# Start of MATERIAL PROVIDED

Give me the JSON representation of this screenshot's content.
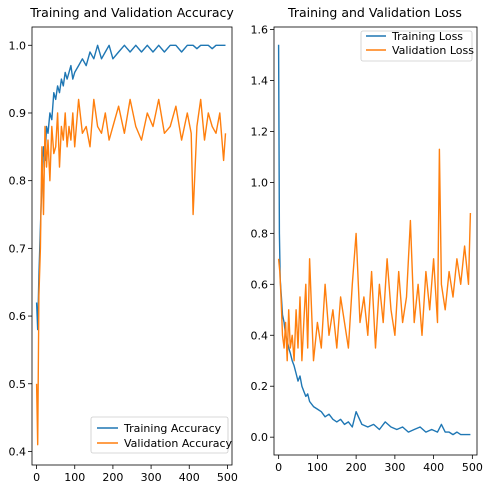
{
  "chart_data": [
    {
      "type": "line",
      "title": "Training and Validation Accuracy",
      "xlabel": "",
      "ylabel": "",
      "xlim": [
        -12,
        512
      ],
      "ylim": [
        0.38,
        1.027
      ],
      "xticks": [
        0,
        100,
        200,
        300,
        400,
        500
      ],
      "yticks": [
        0.4,
        0.5,
        0.6,
        0.7,
        0.8,
        0.9,
        1.0
      ],
      "ytick_labels": [
        "0.4",
        "0.5",
        "0.6",
        "0.7",
        "0.8",
        "0.9",
        "1.0"
      ],
      "legend_position": "lower-right",
      "series": [
        {
          "name": "Training Accuracy",
          "color": "#1f77b4",
          "x": [
            0,
            3,
            6,
            10,
            14,
            18,
            22,
            26,
            30,
            35,
            40,
            45,
            50,
            55,
            60,
            65,
            70,
            75,
            80,
            85,
            90,
            95,
            100,
            110,
            120,
            130,
            140,
            150,
            160,
            170,
            180,
            190,
            200,
            215,
            230,
            245,
            260,
            275,
            290,
            305,
            320,
            335,
            350,
            365,
            380,
            395,
            410,
            420,
            430,
            440,
            450,
            460,
            470,
            480,
            490,
            495
          ],
          "values": [
            0.62,
            0.58,
            0.66,
            0.73,
            0.8,
            0.85,
            0.83,
            0.88,
            0.87,
            0.9,
            0.89,
            0.93,
            0.92,
            0.94,
            0.93,
            0.95,
            0.94,
            0.96,
            0.95,
            0.96,
            0.97,
            0.95,
            0.96,
            0.97,
            0.98,
            0.97,
            0.99,
            0.98,
            1.0,
            0.98,
            0.99,
            1.0,
            0.98,
            0.99,
            1.0,
            0.99,
            1.0,
            0.99,
            1.0,
            0.99,
            1.0,
            0.99,
            1.0,
            1.0,
            0.99,
            1.0,
            1.0,
            0.995,
            1.0,
            1.0,
            1.0,
            0.995,
            1.0,
            1.0,
            1.0,
            1.0
          ]
        },
        {
          "name": "Validation Accuracy",
          "color": "#ff7f0e",
          "x": [
            0,
            3,
            6,
            10,
            14,
            18,
            22,
            26,
            30,
            35,
            40,
            45,
            50,
            55,
            60,
            65,
            70,
            75,
            80,
            85,
            90,
            95,
            100,
            110,
            120,
            130,
            140,
            150,
            160,
            170,
            180,
            190,
            200,
            215,
            230,
            245,
            260,
            275,
            290,
            305,
            320,
            335,
            350,
            365,
            380,
            395,
            405,
            410,
            420,
            430,
            440,
            450,
            460,
            470,
            480,
            490,
            495
          ],
          "values": [
            0.5,
            0.41,
            0.63,
            0.7,
            0.85,
            0.75,
            0.88,
            0.82,
            0.86,
            0.8,
            0.88,
            0.84,
            0.85,
            0.9,
            0.82,
            0.88,
            0.86,
            0.9,
            0.85,
            0.88,
            0.86,
            0.9,
            0.85,
            0.92,
            0.87,
            0.88,
            0.85,
            0.92,
            0.88,
            0.87,
            0.9,
            0.86,
            0.88,
            0.91,
            0.87,
            0.92,
            0.88,
            0.86,
            0.9,
            0.88,
            0.92,
            0.87,
            0.88,
            0.91,
            0.86,
            0.9,
            0.87,
            0.75,
            0.88,
            0.92,
            0.86,
            0.9,
            0.88,
            0.87,
            0.9,
            0.83,
            0.87
          ]
        }
      ]
    },
    {
      "type": "line",
      "title": "Training and Validation Loss",
      "xlabel": "",
      "ylabel": "",
      "xlim": [
        -12,
        512
      ],
      "ylim": [
        -0.07,
        1.61
      ],
      "xticks": [
        0,
        100,
        200,
        300,
        400,
        500
      ],
      "yticks": [
        0.0,
        0.2,
        0.4,
        0.6,
        0.8,
        1.0,
        1.2,
        1.4,
        1.6
      ],
      "ytick_labels": [
        "0.0",
        "0.2",
        "0.4",
        "0.6",
        "0.8",
        "1.0",
        "1.2",
        "1.4",
        "1.6"
      ],
      "legend_position": "upper-right",
      "series": [
        {
          "name": "Training Loss",
          "color": "#1f77b4",
          "x": [
            0,
            2,
            4,
            7,
            10,
            14,
            18,
            22,
            26,
            30,
            35,
            40,
            45,
            50,
            55,
            60,
            65,
            70,
            75,
            80,
            90,
            100,
            110,
            120,
            130,
            140,
            150,
            160,
            170,
            180,
            190,
            200,
            215,
            230,
            245,
            260,
            275,
            290,
            305,
            320,
            335,
            350,
            365,
            380,
            395,
            410,
            420,
            430,
            440,
            450,
            460,
            470,
            480,
            490,
            495
          ],
          "values": [
            1.54,
            0.8,
            0.62,
            0.55,
            0.48,
            0.45,
            0.4,
            0.38,
            0.35,
            0.33,
            0.3,
            0.28,
            0.25,
            0.22,
            0.24,
            0.2,
            0.18,
            0.16,
            0.17,
            0.14,
            0.12,
            0.11,
            0.1,
            0.08,
            0.09,
            0.07,
            0.06,
            0.07,
            0.05,
            0.06,
            0.04,
            0.1,
            0.05,
            0.04,
            0.05,
            0.03,
            0.06,
            0.04,
            0.03,
            0.04,
            0.02,
            0.03,
            0.04,
            0.02,
            0.03,
            0.02,
            0.05,
            0.02,
            0.02,
            0.01,
            0.02,
            0.01,
            0.01,
            0.01,
            0.01
          ]
        },
        {
          "name": "Validation Loss",
          "color": "#ff7f0e",
          "x": [
            0,
            3,
            6,
            10,
            14,
            18,
            22,
            26,
            30,
            35,
            40,
            45,
            50,
            55,
            60,
            65,
            70,
            75,
            80,
            90,
            100,
            110,
            120,
            130,
            140,
            150,
            160,
            170,
            180,
            190,
            200,
            210,
            220,
            230,
            240,
            250,
            260,
            270,
            280,
            290,
            300,
            310,
            320,
            330,
            340,
            350,
            360,
            370,
            380,
            390,
            400,
            410,
            415,
            420,
            430,
            440,
            450,
            460,
            470,
            480,
            490,
            495
          ],
          "values": [
            0.7,
            0.65,
            0.55,
            0.4,
            0.35,
            0.45,
            0.3,
            0.5,
            0.35,
            0.4,
            0.3,
            0.5,
            0.35,
            0.55,
            0.3,
            0.45,
            0.6,
            0.35,
            0.7,
            0.3,
            0.45,
            0.35,
            0.6,
            0.4,
            0.5,
            0.35,
            0.55,
            0.45,
            0.35,
            0.6,
            0.8,
            0.45,
            0.55,
            0.4,
            0.65,
            0.35,
            0.6,
            0.45,
            0.7,
            0.5,
            0.4,
            0.65,
            0.45,
            0.55,
            0.85,
            0.45,
            0.6,
            0.4,
            0.65,
            0.5,
            0.7,
            0.45,
            1.13,
            0.6,
            0.5,
            0.65,
            0.55,
            0.7,
            0.6,
            0.75,
            0.6,
            0.88
          ]
        }
      ]
    }
  ]
}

# End of MATERIAL PROVIDED

Working from the lines above, reproduce the material exactly and exclude its pictures.

Give me the JSON representation of this screenshot's content.
{
  "chart_data": [
    {
      "type": "line",
      "title": "Training and Validation Accuracy",
      "xlabel": "",
      "ylabel": "",
      "xlim": [
        -12,
        512
      ],
      "ylim": [
        0.38,
        1.027
      ],
      "xticks": [
        0,
        100,
        200,
        300,
        400,
        500
      ],
      "yticks": [
        0.4,
        0.5,
        0.6,
        0.7,
        0.8,
        0.9,
        1.0
      ],
      "ytick_labels": [
        "0.4",
        "0.5",
        "0.6",
        "0.7",
        "0.8",
        "0.9",
        "1.0"
      ],
      "legend_position": "lower-right",
      "series": [
        {
          "name": "Training Accuracy",
          "color": "#1f77b4",
          "x": [
            0,
            3,
            6,
            10,
            14,
            18,
            22,
            26,
            30,
            35,
            40,
            45,
            50,
            55,
            60,
            65,
            70,
            75,
            80,
            85,
            90,
            95,
            100,
            110,
            120,
            130,
            140,
            150,
            160,
            170,
            180,
            190,
            200,
            215,
            230,
            245,
            260,
            275,
            290,
            305,
            320,
            335,
            350,
            365,
            380,
            395,
            410,
            420,
            430,
            440,
            450,
            460,
            470,
            480,
            490,
            495
          ],
          "values": [
            0.62,
            0.58,
            0.66,
            0.73,
            0.8,
            0.85,
            0.83,
            0.88,
            0.87,
            0.9,
            0.89,
            0.93,
            0.92,
            0.94,
            0.93,
            0.95,
            0.94,
            0.96,
            0.95,
            0.96,
            0.97,
            0.95,
            0.96,
            0.97,
            0.98,
            0.97,
            0.99,
            0.98,
            1.0,
            0.98,
            0.99,
            1.0,
            0.98,
            0.99,
            1.0,
            0.99,
            1.0,
            0.99,
            1.0,
            0.99,
            1.0,
            0.99,
            1.0,
            1.0,
            0.99,
            1.0,
            1.0,
            0.995,
            1.0,
            1.0,
            1.0,
            0.995,
            1.0,
            1.0,
            1.0,
            1.0
          ]
        },
        {
          "name": "Validation Accuracy",
          "color": "#ff7f0e",
          "x": [
            0,
            3,
            6,
            10,
            14,
            18,
            22,
            26,
            30,
            35,
            40,
            45,
            50,
            55,
            60,
            65,
            70,
            75,
            80,
            85,
            90,
            95,
            100,
            110,
            120,
            130,
            140,
            150,
            160,
            170,
            180,
            190,
            200,
            215,
            230,
            245,
            260,
            275,
            290,
            305,
            320,
            335,
            350,
            365,
            380,
            395,
            405,
            410,
            420,
            430,
            440,
            450,
            460,
            470,
            480,
            490,
            495
          ],
          "values": [
            0.5,
            0.41,
            0.63,
            0.7,
            0.85,
            0.75,
            0.88,
            0.82,
            0.86,
            0.8,
            0.88,
            0.84,
            0.85,
            0.9,
            0.82,
            0.88,
            0.86,
            0.9,
            0.85,
            0.88,
            0.86,
            0.9,
            0.85,
            0.92,
            0.87,
            0.88,
            0.85,
            0.92,
            0.88,
            0.87,
            0.9,
            0.86,
            0.88,
            0.91,
            0.87,
            0.92,
            0.88,
            0.86,
            0.9,
            0.88,
            0.92,
            0.87,
            0.88,
            0.91,
            0.86,
            0.9,
            0.87,
            0.75,
            0.88,
            0.92,
            0.86,
            0.9,
            0.88,
            0.87,
            0.9,
            0.83,
            0.87
          ]
        }
      ]
    },
    {
      "type": "line",
      "title": "Training and Validation Loss",
      "xlabel": "",
      "ylabel": "",
      "xlim": [
        -12,
        512
      ],
      "ylim": [
        -0.07,
        1.61
      ],
      "xticks": [
        0,
        100,
        200,
        300,
        400,
        500
      ],
      "yticks": [
        0.0,
        0.2,
        0.4,
        0.6,
        0.8,
        1.0,
        1.2,
        1.4,
        1.6
      ],
      "ytick_labels": [
        "0.0",
        "0.2",
        "0.4",
        "0.6",
        "0.8",
        "1.0",
        "1.2",
        "1.4",
        "1.6"
      ],
      "legend_position": "upper-right",
      "series": [
        {
          "name": "Training Loss",
          "color": "#1f77b4",
          "x": [
            0,
            2,
            4,
            7,
            10,
            14,
            18,
            22,
            26,
            30,
            35,
            40,
            45,
            50,
            55,
            60,
            65,
            70,
            75,
            80,
            90,
            100,
            110,
            120,
            130,
            140,
            150,
            160,
            170,
            180,
            190,
            200,
            215,
            230,
            245,
            260,
            275,
            290,
            305,
            320,
            335,
            350,
            365,
            380,
            395,
            410,
            420,
            430,
            440,
            450,
            460,
            470,
            480,
            490,
            495
          ],
          "values": [
            1.54,
            0.8,
            0.62,
            0.55,
            0.48,
            0.45,
            0.4,
            0.38,
            0.35,
            0.33,
            0.3,
            0.28,
            0.25,
            0.22,
            0.24,
            0.2,
            0.18,
            0.16,
            0.17,
            0.14,
            0.12,
            0.11,
            0.1,
            0.08,
            0.09,
            0.07,
            0.06,
            0.07,
            0.05,
            0.06,
            0.04,
            0.1,
            0.05,
            0.04,
            0.05,
            0.03,
            0.06,
            0.04,
            0.03,
            0.04,
            0.02,
            0.03,
            0.04,
            0.02,
            0.03,
            0.02,
            0.05,
            0.02,
            0.02,
            0.01,
            0.02,
            0.01,
            0.01,
            0.01,
            0.01
          ]
        },
        {
          "name": "Validation Loss",
          "color": "#ff7f0e",
          "x": [
            0,
            3,
            6,
            10,
            14,
            18,
            22,
            26,
            30,
            35,
            40,
            45,
            50,
            55,
            60,
            65,
            70,
            75,
            80,
            90,
            100,
            110,
            120,
            130,
            140,
            150,
            160,
            170,
            180,
            190,
            200,
            210,
            220,
            230,
            240,
            250,
            260,
            270,
            280,
            290,
            300,
            310,
            320,
            330,
            340,
            350,
            360,
            370,
            380,
            390,
            400,
            410,
            415,
            420,
            430,
            440,
            450,
            460,
            470,
            480,
            490,
            495
          ],
          "values": [
            0.7,
            0.65,
            0.55,
            0.4,
            0.35,
            0.45,
            0.3,
            0.5,
            0.35,
            0.4,
            0.3,
            0.5,
            0.35,
            0.55,
            0.3,
            0.45,
            0.6,
            0.35,
            0.7,
            0.3,
            0.45,
            0.35,
            0.6,
            0.4,
            0.5,
            0.35,
            0.55,
            0.45,
            0.35,
            0.6,
            0.8,
            0.45,
            0.55,
            0.4,
            0.65,
            0.35,
            0.6,
            0.45,
            0.7,
            0.5,
            0.4,
            0.65,
            0.45,
            0.55,
            0.85,
            0.45,
            0.6,
            0.4,
            0.65,
            0.5,
            0.7,
            0.45,
            1.13,
            0.6,
            0.5,
            0.65,
            0.55,
            0.7,
            0.6,
            0.75,
            0.6,
            0.88
          ]
        }
      ]
    }
  ]
}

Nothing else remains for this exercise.